### TEXTE SOURCE:
+-------+

La récente tendance à considérer l’immigration comme solution pour financer les systèmes de retraite est une illusion dangereuse. Ce raisonnement, fondé sur une logique circulaire où chaque génération doit compenser la suivante, crée un système en déclin.
En observant le modèle suisse, on voit clairement que l’immigration soutenue n’a pas été la clé de pérennité des retraites. Au contraire, ce pays a réussi à préserver son équilibre financier grâce à un taux d’emploi élevé et une résilience économique.
L’erreur majeure réside dans l’idée que les nouveaux arrivants financent directement le système. En réalité, leur intégration dépend de facteurs tels que la productivité, le niveau d’activité et l’efficacité des politiques publiques. Lorsque ces conditions ne sont pas respectées, le système s’érode progressivement.

+-------+

### EXTRAITS DE DONNÉES:
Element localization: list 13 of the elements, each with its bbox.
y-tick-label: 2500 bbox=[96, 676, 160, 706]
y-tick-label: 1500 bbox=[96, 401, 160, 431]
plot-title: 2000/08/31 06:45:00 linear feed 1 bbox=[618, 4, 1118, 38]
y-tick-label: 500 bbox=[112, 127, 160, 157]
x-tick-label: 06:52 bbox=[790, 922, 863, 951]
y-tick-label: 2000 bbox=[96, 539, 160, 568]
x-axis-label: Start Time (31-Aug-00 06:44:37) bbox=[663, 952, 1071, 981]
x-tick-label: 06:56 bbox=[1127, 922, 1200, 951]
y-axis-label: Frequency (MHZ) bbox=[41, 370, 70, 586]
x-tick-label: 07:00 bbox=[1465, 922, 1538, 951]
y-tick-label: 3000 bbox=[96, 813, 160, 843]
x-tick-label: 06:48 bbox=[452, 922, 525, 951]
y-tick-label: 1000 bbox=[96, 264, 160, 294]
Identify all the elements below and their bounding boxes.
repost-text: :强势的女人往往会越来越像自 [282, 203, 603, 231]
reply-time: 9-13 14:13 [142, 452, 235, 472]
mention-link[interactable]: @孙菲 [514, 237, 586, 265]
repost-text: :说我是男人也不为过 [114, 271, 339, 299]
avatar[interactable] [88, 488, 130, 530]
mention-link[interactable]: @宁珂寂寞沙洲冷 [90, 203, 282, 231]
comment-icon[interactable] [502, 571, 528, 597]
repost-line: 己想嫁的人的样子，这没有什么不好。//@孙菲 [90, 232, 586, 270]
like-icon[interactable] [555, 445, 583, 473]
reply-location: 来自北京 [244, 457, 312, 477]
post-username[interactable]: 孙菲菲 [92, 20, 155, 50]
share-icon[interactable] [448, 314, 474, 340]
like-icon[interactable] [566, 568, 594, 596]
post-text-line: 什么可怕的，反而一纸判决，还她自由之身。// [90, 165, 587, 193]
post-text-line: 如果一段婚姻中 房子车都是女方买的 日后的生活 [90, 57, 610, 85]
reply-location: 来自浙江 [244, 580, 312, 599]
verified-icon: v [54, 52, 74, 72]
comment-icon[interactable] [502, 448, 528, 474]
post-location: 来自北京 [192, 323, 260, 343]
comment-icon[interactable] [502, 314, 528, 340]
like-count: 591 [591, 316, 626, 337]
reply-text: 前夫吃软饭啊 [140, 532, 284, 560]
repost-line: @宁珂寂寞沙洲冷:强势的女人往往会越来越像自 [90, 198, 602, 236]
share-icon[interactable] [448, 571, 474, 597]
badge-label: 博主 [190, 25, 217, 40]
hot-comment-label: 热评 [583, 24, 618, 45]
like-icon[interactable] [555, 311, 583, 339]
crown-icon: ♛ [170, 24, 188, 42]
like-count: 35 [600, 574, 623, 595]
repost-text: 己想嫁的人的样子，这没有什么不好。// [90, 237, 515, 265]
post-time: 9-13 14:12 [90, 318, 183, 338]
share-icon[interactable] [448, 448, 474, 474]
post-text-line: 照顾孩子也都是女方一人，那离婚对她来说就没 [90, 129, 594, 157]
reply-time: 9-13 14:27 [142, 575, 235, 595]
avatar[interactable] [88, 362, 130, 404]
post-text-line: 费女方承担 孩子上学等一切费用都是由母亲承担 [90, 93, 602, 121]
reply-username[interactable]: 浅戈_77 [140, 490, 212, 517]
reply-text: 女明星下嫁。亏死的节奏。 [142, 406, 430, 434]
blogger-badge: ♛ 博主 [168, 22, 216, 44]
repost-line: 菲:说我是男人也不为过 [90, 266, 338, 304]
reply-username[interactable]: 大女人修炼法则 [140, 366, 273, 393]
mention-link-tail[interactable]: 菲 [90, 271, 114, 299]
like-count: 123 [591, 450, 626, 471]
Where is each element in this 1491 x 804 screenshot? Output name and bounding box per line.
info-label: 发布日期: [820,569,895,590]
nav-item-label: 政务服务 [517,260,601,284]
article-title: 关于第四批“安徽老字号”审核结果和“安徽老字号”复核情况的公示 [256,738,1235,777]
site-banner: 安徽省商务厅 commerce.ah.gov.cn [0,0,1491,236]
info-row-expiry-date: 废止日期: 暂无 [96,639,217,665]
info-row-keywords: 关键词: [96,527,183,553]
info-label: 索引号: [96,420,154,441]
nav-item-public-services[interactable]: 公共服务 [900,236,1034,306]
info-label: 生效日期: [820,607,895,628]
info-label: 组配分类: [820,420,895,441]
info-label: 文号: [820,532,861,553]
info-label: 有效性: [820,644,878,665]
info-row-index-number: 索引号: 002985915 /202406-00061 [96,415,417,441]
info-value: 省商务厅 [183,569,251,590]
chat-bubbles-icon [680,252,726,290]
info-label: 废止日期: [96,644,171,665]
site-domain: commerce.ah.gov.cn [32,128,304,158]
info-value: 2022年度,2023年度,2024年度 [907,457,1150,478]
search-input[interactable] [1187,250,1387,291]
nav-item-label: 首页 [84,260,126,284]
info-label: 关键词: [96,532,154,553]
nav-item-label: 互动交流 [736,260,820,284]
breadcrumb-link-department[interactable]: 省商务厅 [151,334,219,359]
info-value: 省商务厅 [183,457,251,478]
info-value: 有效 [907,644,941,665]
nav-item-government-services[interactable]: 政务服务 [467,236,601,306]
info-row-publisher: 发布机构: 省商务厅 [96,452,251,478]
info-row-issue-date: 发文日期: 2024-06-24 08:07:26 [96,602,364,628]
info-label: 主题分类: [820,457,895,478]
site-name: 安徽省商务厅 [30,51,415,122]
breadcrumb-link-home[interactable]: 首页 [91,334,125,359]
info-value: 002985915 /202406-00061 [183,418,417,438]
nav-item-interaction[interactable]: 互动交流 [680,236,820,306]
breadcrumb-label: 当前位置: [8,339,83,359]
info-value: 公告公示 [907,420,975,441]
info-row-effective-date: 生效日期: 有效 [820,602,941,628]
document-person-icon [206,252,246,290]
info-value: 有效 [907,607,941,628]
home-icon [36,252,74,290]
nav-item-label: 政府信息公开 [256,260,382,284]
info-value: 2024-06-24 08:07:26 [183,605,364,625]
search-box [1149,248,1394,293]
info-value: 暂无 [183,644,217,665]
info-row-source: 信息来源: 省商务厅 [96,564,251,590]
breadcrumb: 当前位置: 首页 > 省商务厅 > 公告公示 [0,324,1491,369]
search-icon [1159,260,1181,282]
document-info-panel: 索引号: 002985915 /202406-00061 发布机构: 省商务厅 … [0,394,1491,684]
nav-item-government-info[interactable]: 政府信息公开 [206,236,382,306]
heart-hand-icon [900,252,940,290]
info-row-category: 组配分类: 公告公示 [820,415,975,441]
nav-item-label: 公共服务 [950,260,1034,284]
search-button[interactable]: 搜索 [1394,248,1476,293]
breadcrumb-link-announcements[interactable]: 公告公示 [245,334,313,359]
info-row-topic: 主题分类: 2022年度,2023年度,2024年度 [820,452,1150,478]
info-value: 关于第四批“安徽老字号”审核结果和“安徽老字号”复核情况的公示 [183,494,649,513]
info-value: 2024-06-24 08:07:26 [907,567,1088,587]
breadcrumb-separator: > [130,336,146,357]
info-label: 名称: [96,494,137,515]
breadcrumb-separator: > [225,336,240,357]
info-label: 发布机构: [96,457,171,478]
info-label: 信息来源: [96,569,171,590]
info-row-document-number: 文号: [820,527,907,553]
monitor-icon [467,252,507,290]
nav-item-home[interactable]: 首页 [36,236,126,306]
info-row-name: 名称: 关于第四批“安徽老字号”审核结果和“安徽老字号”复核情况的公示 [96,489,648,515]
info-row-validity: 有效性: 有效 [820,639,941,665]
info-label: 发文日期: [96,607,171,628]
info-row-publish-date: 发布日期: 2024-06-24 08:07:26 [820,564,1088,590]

+-------+

### ACTIVITÉ 1:
Recopiez fidèlement le texte source depuis « La récente tendance » jusqu'à « système en déclin. » inclus.
### ACTIVITÉ 2:
Veuillez reprendre le texte sur l'immigration et les retraites après sa dernière phrase et en écrire la suite.

### RÉPONSE ATTENDUE 1:
La récente tendance à considérer l’immigration comme solution pour financer les systèmes de retraite est une illusion dangereuse. Ce raisonnement, fondé sur une logique circulaire où chaque génération doit compenser la suivante, crée un système en déclin.

### RÉPONSE ATTENDUE 2:
Il est donc essentiel de se concentrer sur les solutions internes : améliorer la compétitivité économique, augmenter le taux d’activité et réformer les systèmes de retraite en fonction des réalités contemporaines. Le recours à l’immigration comme réponse aux problèmes de retraites est une distraction qui permet d’éviter les vraies questions.
Cette dépendance créée par l’immigration n’est pas une solution, mais un signal d’alerte pour la nécessité de réformer profondément les structures sociales et économiques.